WRITTEN TASK: Make an exact copy of all the entries, with the pictures left out.

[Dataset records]
== == ==

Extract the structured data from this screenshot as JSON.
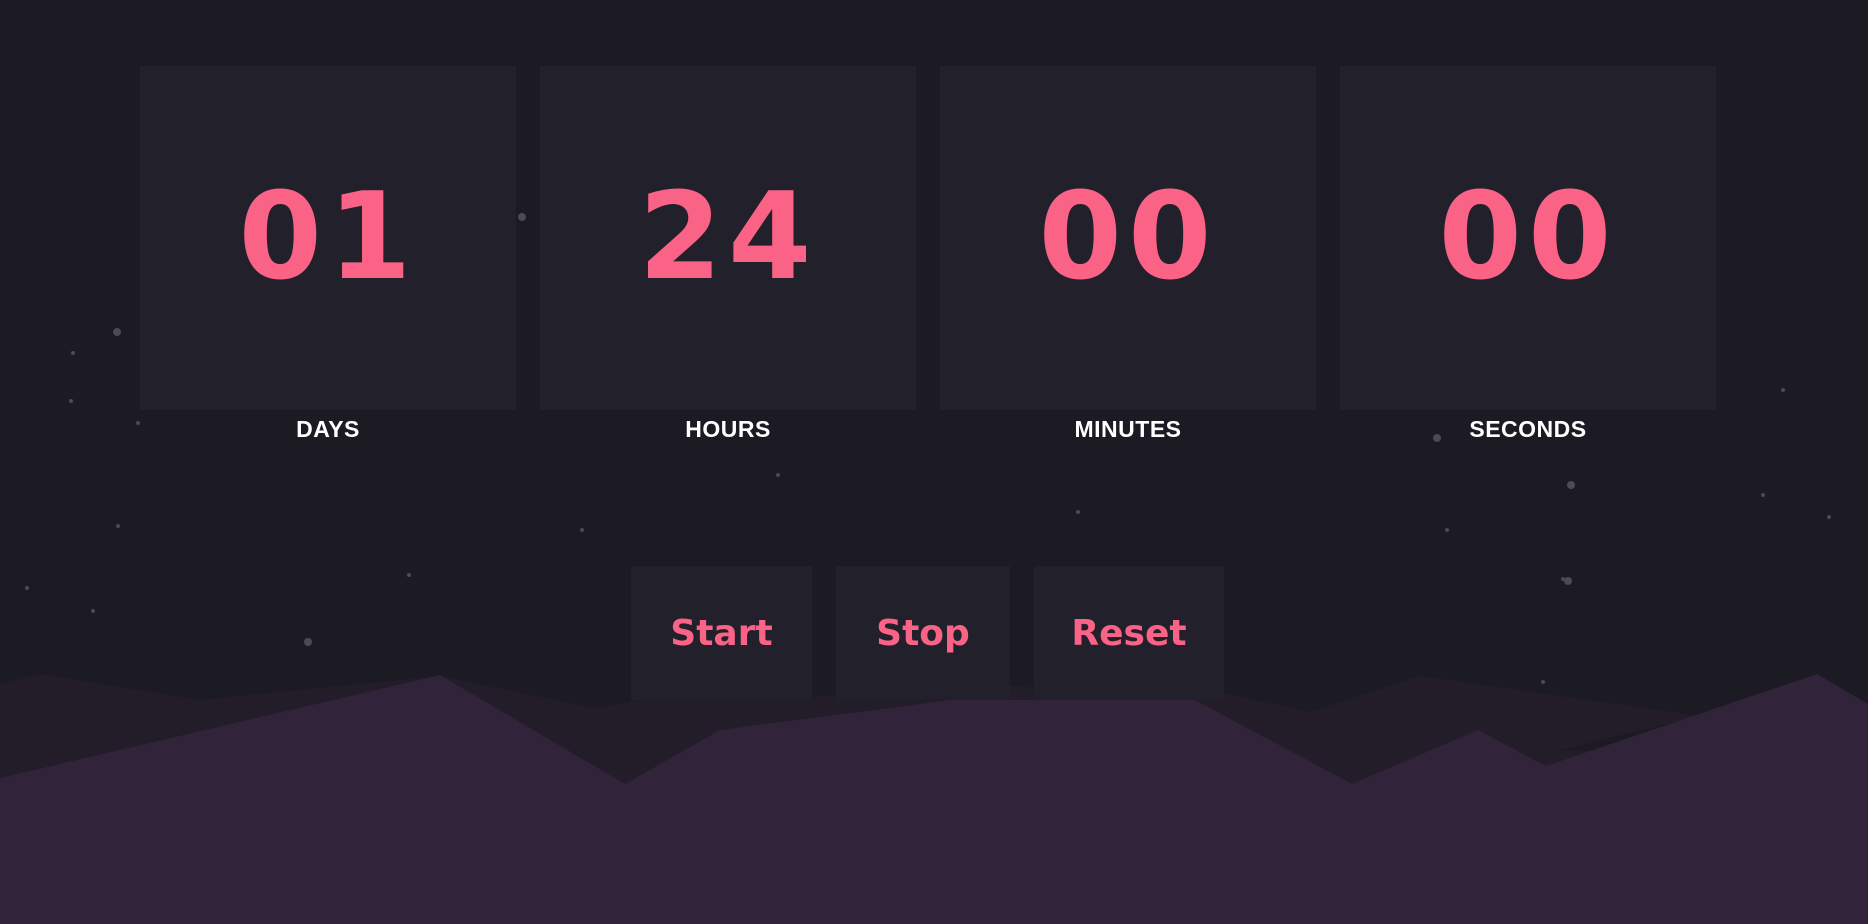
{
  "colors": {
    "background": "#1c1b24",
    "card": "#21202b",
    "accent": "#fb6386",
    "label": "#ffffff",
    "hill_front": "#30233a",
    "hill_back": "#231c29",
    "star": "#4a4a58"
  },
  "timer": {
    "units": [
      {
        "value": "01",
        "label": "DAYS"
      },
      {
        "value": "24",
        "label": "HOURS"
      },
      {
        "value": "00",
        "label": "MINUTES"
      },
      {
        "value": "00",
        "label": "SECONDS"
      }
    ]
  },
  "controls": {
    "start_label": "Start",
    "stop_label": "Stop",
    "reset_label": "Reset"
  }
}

== == ==

SOLVED EXERCISE:
Extract the structured data from this screenshot as JSON.
{
  "colors": {
    "background": "#1c1b24",
    "card": "#21202b",
    "accent": "#fb6386",
    "label": "#ffffff",
    "hill_front": "#30233a",
    "hill_back": "#231c29",
    "star": "#4a4a58"
  },
  "timer": {
    "units": [
      {
        "value": "01",
        "label": "DAYS"
      },
      {
        "value": "24",
        "label": "HOURS"
      },
      {
        "value": "00",
        "label": "MINUTES"
      },
      {
        "value": "00",
        "label": "SECONDS"
      }
    ]
  },
  "controls": {
    "start_label": "Start",
    "stop_label": "Stop",
    "reset_label": "Reset"
  }
}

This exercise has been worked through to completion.